* [SUPPLIED ENTRIES]
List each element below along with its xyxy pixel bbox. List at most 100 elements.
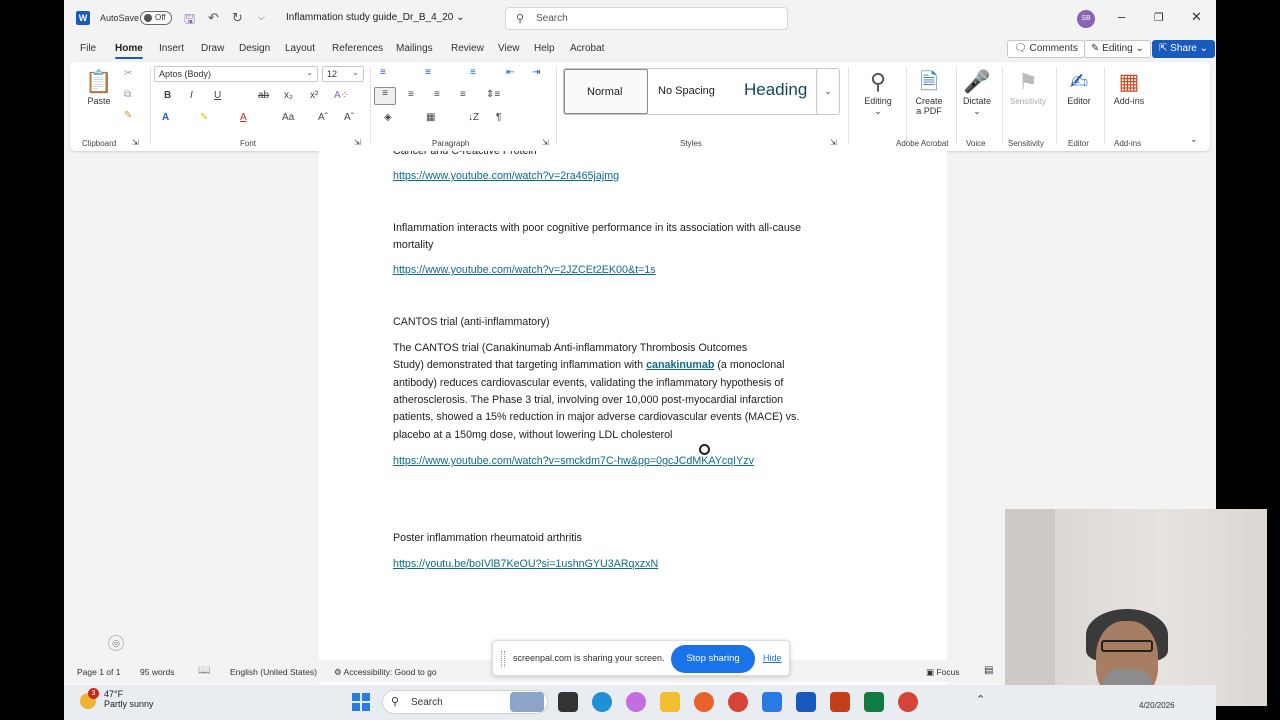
chrome-icon[interactable] — [728, 692, 748, 712]
underline-icon[interactable]: U — [214, 90, 221, 101]
create-pdf-button[interactable]: 🗎 Create a PDF — [908, 68, 950, 116]
youtube-link-4[interactable]: https://youtu.be/boIVlB7KeOU?si=1ushnGYU… — [393, 558, 658, 570]
powerpoint-icon[interactable] — [830, 692, 850, 712]
search-box[interactable]: ⚲ Search — [505, 7, 788, 30]
editing-button[interactable]: ⚲ Editing ⌄ — [856, 68, 900, 117]
tab-home[interactable]: Home — [115, 43, 143, 59]
justify-icon[interactable]: ≡ — [460, 89, 466, 100]
autosave-toggle[interactable]: Off — [140, 11, 172, 25]
page-count[interactable]: Page 1 of 1 — [77, 667, 120, 677]
copilot-icon[interactable] — [626, 692, 646, 712]
collapse-ribbon-icon[interactable]: ⌄ — [1190, 134, 1198, 145]
document-title[interactable]: Inflammation study guide_Dr_B_4_20 ⌄ — [286, 12, 465, 23]
focus-button[interactable]: ▣ Focus — [926, 667, 960, 678]
tab-layout[interactable]: Layout — [285, 43, 315, 54]
canakinumab-link[interactable]: canakinumab — [646, 359, 714, 371]
outlook-icon[interactable] — [762, 692, 782, 712]
decrease-indent-icon[interactable]: ⇤ — [506, 67, 514, 78]
shrink-font-icon[interactable]: Aˇ — [344, 112, 354, 123]
document-page[interactable]: Cancer and C-reactive Protein https://ww… — [319, 151, 947, 685]
fingerprint-icon[interactable]: ◎ — [108, 635, 124, 651]
save-icon[interactable]: 🖫 — [184, 10, 195, 32]
dialog-launcher-icon[interactable]: ⇲ — [132, 138, 139, 147]
bold-icon[interactable]: B — [164, 90, 171, 101]
tab-view[interactable]: View — [498, 43, 520, 54]
show-marks-icon[interactable]: ¶ — [496, 112, 501, 123]
redo-icon[interactable]: ↻ — [232, 10, 243, 26]
font-size-combo[interactable]: 12 ⌄ — [322, 66, 364, 82]
excel-icon[interactable] — [864, 692, 884, 712]
grow-font-icon[interactable]: Aˆ — [318, 112, 328, 123]
style-normal[interactable]: Normal — [564, 69, 648, 114]
close-icon[interactable]: ✕ — [1191, 9, 1202, 25]
dictate-button[interactable]: 🎤 Dictate ⌄ — [958, 68, 996, 117]
clear-formatting-icon[interactable]: A⁘ — [334, 90, 349, 101]
word-icon[interactable] — [796, 692, 816, 712]
align-right-icon[interactable]: ≡ — [434, 89, 440, 100]
change-case-icon[interactable]: Aa — [282, 112, 294, 123]
undo-icon[interactable]: ↶ — [208, 10, 219, 26]
comments-button[interactable]: 🗨 Comments — [1007, 40, 1085, 58]
text-effects-icon[interactable]: A — [162, 112, 169, 123]
styles-more-icon[interactable]: ⌄ — [816, 68, 840, 115]
subscript-icon[interactable]: x₂ — [284, 90, 293, 101]
avatar[interactable]: SB — [1077, 10, 1095, 28]
read-mode-icon[interactable]: ▤ — [984, 665, 993, 676]
align-center-icon[interactable]: ≡ — [408, 89, 414, 100]
stop-sharing-button[interactable]: Stop sharing — [671, 645, 755, 673]
dialog-launcher-icon[interactable]: ⇲ — [830, 138, 837, 147]
youtube-link-2[interactable]: https://www.youtube.com/watch?v=2JZCEt2E… — [393, 264, 656, 276]
strikethrough-icon[interactable]: ab — [258, 90, 269, 101]
style-heading[interactable]: Heading — [736, 69, 826, 114]
system-date[interactable]: 4/20/2026 — [1139, 701, 1175, 710]
share-button[interactable]: ⇱ Share ⌄ — [1152, 40, 1216, 58]
numbering-icon[interactable]: ≡ — [425, 67, 431, 78]
sensitivity-button[interactable]: ⚑ Sensitivity — [1004, 68, 1052, 106]
edge-icon[interactable] — [592, 692, 612, 712]
multilevel-list-icon[interactable]: ≡ — [470, 67, 476, 78]
start-button-icon[interactable] — [352, 693, 370, 711]
font-color-icon[interactable]: A — [240, 112, 247, 123]
tab-insert[interactable]: Insert — [159, 43, 184, 54]
file-explorer-icon[interactable] — [660, 692, 680, 712]
bullets-icon[interactable]: ≡ — [380, 67, 386, 78]
restore-icon[interactable]: ❐ — [1154, 11, 1164, 24]
shading-icon[interactable]: ◈ — [384, 112, 392, 123]
tab-acrobat[interactable]: Acrobat — [570, 43, 604, 54]
search-highlight-icon[interactable] — [510, 692, 544, 712]
style-no-spacing[interactable]: No Spacing — [650, 69, 734, 114]
cut-icon[interactable]: ✂ — [124, 68, 132, 79]
dialog-launcher-icon[interactable]: ⇲ — [542, 138, 549, 147]
dialog-launcher-icon[interactable]: ⇲ — [354, 138, 361, 147]
tab-design[interactable]: Design — [239, 43, 270, 54]
tab-references[interactable]: References — [332, 43, 383, 54]
accessibility-status[interactable]: ⚙ Accessibility: Good to go — [334, 667, 437, 678]
tab-help[interactable]: Help — [534, 43, 555, 54]
customize-qat-icon[interactable]: ⌵ — [258, 12, 265, 23]
copy-icon[interactable]: ⧉ — [124, 89, 131, 100]
tab-mailings[interactable]: Mailings — [396, 43, 433, 54]
drag-handle-icon[interactable] — [501, 651, 505, 667]
editor-button[interactable]: ✍ Editor — [1062, 68, 1096, 106]
sort-icon[interactable]: ↓Z — [468, 112, 479, 123]
chrome-profile-icon[interactable] — [898, 692, 918, 712]
editing-mode-button[interactable]: ✎ Editing ⌄ — [1084, 40, 1151, 58]
line-spacing-icon[interactable]: ⇕≡ — [486, 89, 500, 100]
word-count[interactable]: 95 words — [140, 667, 175, 677]
highlight-icon[interactable]: ✎ — [200, 112, 208, 123]
youtube-link-3[interactable]: https://www.youtube.com/watch?v=smckdm7C… — [393, 455, 754, 467]
paste-button[interactable]: 📋 Paste — [84, 68, 114, 106]
youtube-link-1[interactable]: https://www.youtube.com/watch?v=2ra465ja… — [393, 170, 619, 182]
format-painter-icon[interactable]: ✎ — [124, 110, 132, 121]
task-view-icon[interactable] — [558, 692, 578, 712]
weather-widget[interactable]: 47°F Partly sunny — [104, 689, 154, 709]
minimize-icon[interactable]: – — [1118, 9, 1125, 24]
firefox-icon[interactable] — [694, 692, 714, 712]
font-name-combo[interactable]: Aptos (Body) ⌄ — [154, 66, 318, 82]
increase-indent-icon[interactable]: ⇥ — [532, 67, 540, 78]
tab-file[interactable]: File — [80, 43, 96, 54]
italic-icon[interactable]: I — [190, 90, 193, 101]
addins-button[interactable]: ▦ Add-ins — [1110, 68, 1148, 106]
superscript-icon[interactable]: x² — [310, 90, 318, 101]
tray-chevron-icon[interactable]: ⌃ — [976, 693, 985, 706]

* [INSTRUCTIONS TO FOLLOW] When you reproduce the data shown above, keep each line exact and omit every picture.

* [TASK OUTPUT]
List each element below along with its xyxy pixel bbox. List at most 100 elements.
chrome-icon[interactable] — [728, 692, 748, 712]
underline-icon[interactable]: U — [214, 90, 221, 101]
create-pdf-button[interactable]: 🗎 Create a PDF — [908, 68, 950, 116]
youtube-link-4[interactable]: https://youtu.be/boIVlB7KeOU?si=1ushnGYU… — [393, 558, 658, 570]
powerpoint-icon[interactable] — [830, 692, 850, 712]
search-box[interactable]: ⚲ Search — [505, 7, 788, 30]
editing-button[interactable]: ⚲ Editing ⌄ — [856, 68, 900, 117]
tab-home[interactable]: Home — [115, 43, 143, 59]
justify-icon[interactable]: ≡ — [460, 89, 466, 100]
autosave-toggle[interactable]: Off — [140, 11, 172, 25]
page-count[interactable]: Page 1 of 1 — [77, 667, 120, 677]
copilot-icon[interactable] — [626, 692, 646, 712]
collapse-ribbon-icon[interactable]: ⌄ — [1190, 134, 1198, 145]
document-title[interactable]: Inflammation study guide_Dr_B_4_20 ⌄ — [286, 12, 465, 23]
focus-button[interactable]: ▣ Focus — [926, 667, 960, 678]
tab-layout[interactable]: Layout — [285, 43, 315, 54]
canakinumab-link[interactable]: canakinumab — [646, 359, 714, 371]
outlook-icon[interactable] — [762, 692, 782, 712]
decrease-indent-icon[interactable]: ⇤ — [506, 67, 514, 78]
shrink-font-icon[interactable]: Aˇ — [344, 112, 354, 123]
document-page[interactable]: Cancer and C-reactive Protein https://ww… — [319, 151, 947, 685]
fingerprint-icon[interactable]: ◎ — [108, 635, 124, 651]
save-icon[interactable]: 🖫 — [184, 10, 195, 32]
dialog-launcher-icon[interactable]: ⇲ — [132, 138, 139, 147]
bold-icon[interactable]: B — [164, 90, 171, 101]
tab-view[interactable]: View — [498, 43, 520, 54]
show-marks-icon[interactable]: ¶ — [496, 112, 501, 123]
redo-icon[interactable]: ↻ — [232, 10, 243, 26]
font-size-combo[interactable]: 12 ⌄ — [322, 66, 364, 82]
excel-icon[interactable] — [864, 692, 884, 712]
grow-font-icon[interactable]: Aˆ — [318, 112, 328, 123]
style-normal[interactable]: Normal — [564, 69, 648, 114]
close-icon[interactable]: ✕ — [1191, 9, 1202, 25]
dictate-button[interactable]: 🎤 Dictate ⌄ — [958, 68, 996, 117]
clear-formatting-icon[interactable]: A⁘ — [334, 90, 349, 101]
word-icon[interactable] — [796, 692, 816, 712]
align-right-icon[interactable]: ≡ — [434, 89, 440, 100]
change-case-icon[interactable]: Aa — [282, 112, 294, 123]
undo-icon[interactable]: ↶ — [208, 10, 219, 26]
comments-button[interactable]: 🗨 Comments — [1007, 40, 1085, 58]
text-effects-icon[interactable]: A — [162, 112, 169, 123]
styles-more-icon[interactable]: ⌄ — [816, 68, 840, 115]
subscript-icon[interactable]: x₂ — [284, 90, 293, 101]
avatar[interactable]: SB — [1077, 10, 1095, 28]
read-mode-icon[interactable]: ▤ — [984, 665, 993, 676]
align-center-icon[interactable]: ≡ — [408, 89, 414, 100]
stop-sharing-button[interactable]: Stop sharing — [671, 645, 755, 673]
dialog-launcher-icon[interactable]: ⇲ — [830, 138, 837, 147]
youtube-link-2[interactable]: https://www.youtube.com/watch?v=2JZCEt2E… — [393, 264, 656, 276]
strikethrough-icon[interactable]: ab — [258, 90, 269, 101]
style-heading[interactable]: Heading — [736, 69, 826, 114]
system-date[interactable]: 4/20/2026 — [1139, 701, 1175, 710]
share-button[interactable]: ⇱ Share ⌄ — [1152, 40, 1216, 58]
numbering-icon[interactable]: ≡ — [425, 67, 431, 78]
sensitivity-button[interactable]: ⚑ Sensitivity — [1004, 68, 1052, 106]
edge-icon[interactable] — [592, 692, 612, 712]
multilevel-list-icon[interactable]: ≡ — [470, 67, 476, 78]
start-button-icon[interactable] — [352, 693, 370, 711]
font-color-icon[interactable]: A — [240, 112, 247, 123]
tab-insert[interactable]: Insert — [159, 43, 184, 54]
file-explorer-icon[interactable] — [660, 692, 680, 712]
bullets-icon[interactable]: ≡ — [380, 67, 386, 78]
restore-icon[interactable]: ❐ — [1154, 11, 1164, 24]
shading-icon[interactable]: ◈ — [384, 112, 392, 123]
tab-acrobat[interactable]: Acrobat — [570, 43, 604, 54]
search-highlight-icon[interactable] — [510, 692, 544, 712]
style-no-spacing[interactable]: No Spacing — [650, 69, 734, 114]
cut-icon[interactable]: ✂ — [124, 68, 132, 79]
dialog-launcher-icon[interactable]: ⇲ — [542, 138, 549, 147]
dialog-launcher-icon[interactable]: ⇲ — [354, 138, 361, 147]
tab-design[interactable]: Design — [239, 43, 270, 54]
tab-references[interactable]: References — [332, 43, 383, 54]
accessibility-status[interactable]: ⚙ Accessibility: Good to go — [334, 667, 437, 678]
tab-help[interactable]: Help — [534, 43, 555, 54]
customize-qat-icon[interactable]: ⌵ — [258, 12, 265, 23]
copy-icon[interactable]: ⧉ — [124, 89, 131, 100]
tab-mailings[interactable]: Mailings — [396, 43, 433, 54]
drag-handle-icon[interactable] — [501, 651, 505, 667]
editor-button[interactable]: ✍ Editor — [1062, 68, 1096, 106]
sort-icon[interactable]: ↓Z — [468, 112, 479, 123]
chrome-profile-icon[interactable] — [898, 692, 918, 712]
editing-mode-button[interactable]: ✎ Editing ⌄ — [1084, 40, 1151, 58]
line-spacing-icon[interactable]: ⇕≡ — [486, 89, 500, 100]
word-count[interactable]: 95 words — [140, 667, 175, 677]
highlight-icon[interactable]: ✎ — [200, 112, 208, 123]
youtube-link-3[interactable]: https://www.youtube.com/watch?v=smckdm7C… — [393, 455, 754, 467]
paste-button[interactable]: 📋 Paste — [84, 68, 114, 106]
youtube-link-1[interactable]: https://www.youtube.com/watch?v=2ra465ja… — [393, 170, 619, 182]
format-painter-icon[interactable]: ✎ — [124, 110, 132, 121]
task-view-icon[interactable] — [558, 692, 578, 712]
weather-widget[interactable]: 47°F Partly sunny — [104, 689, 154, 709]
minimize-icon[interactable]: – — [1118, 9, 1125, 24]
firefox-icon[interactable] — [694, 692, 714, 712]
font-name-combo[interactable]: Aptos (Body) ⌄ — [154, 66, 318, 82]
increase-indent-icon[interactable]: ⇥ — [532, 67, 540, 78]
tab-file[interactable]: File — [80, 43, 96, 54]
italic-icon[interactable]: I — [190, 90, 193, 101]
addins-button[interactable]: ▦ Add-ins — [1110, 68, 1148, 106]
superscript-icon[interactable]: x² — [310, 90, 318, 101]
tray-chevron-icon[interactable]: ⌃ — [976, 693, 985, 706]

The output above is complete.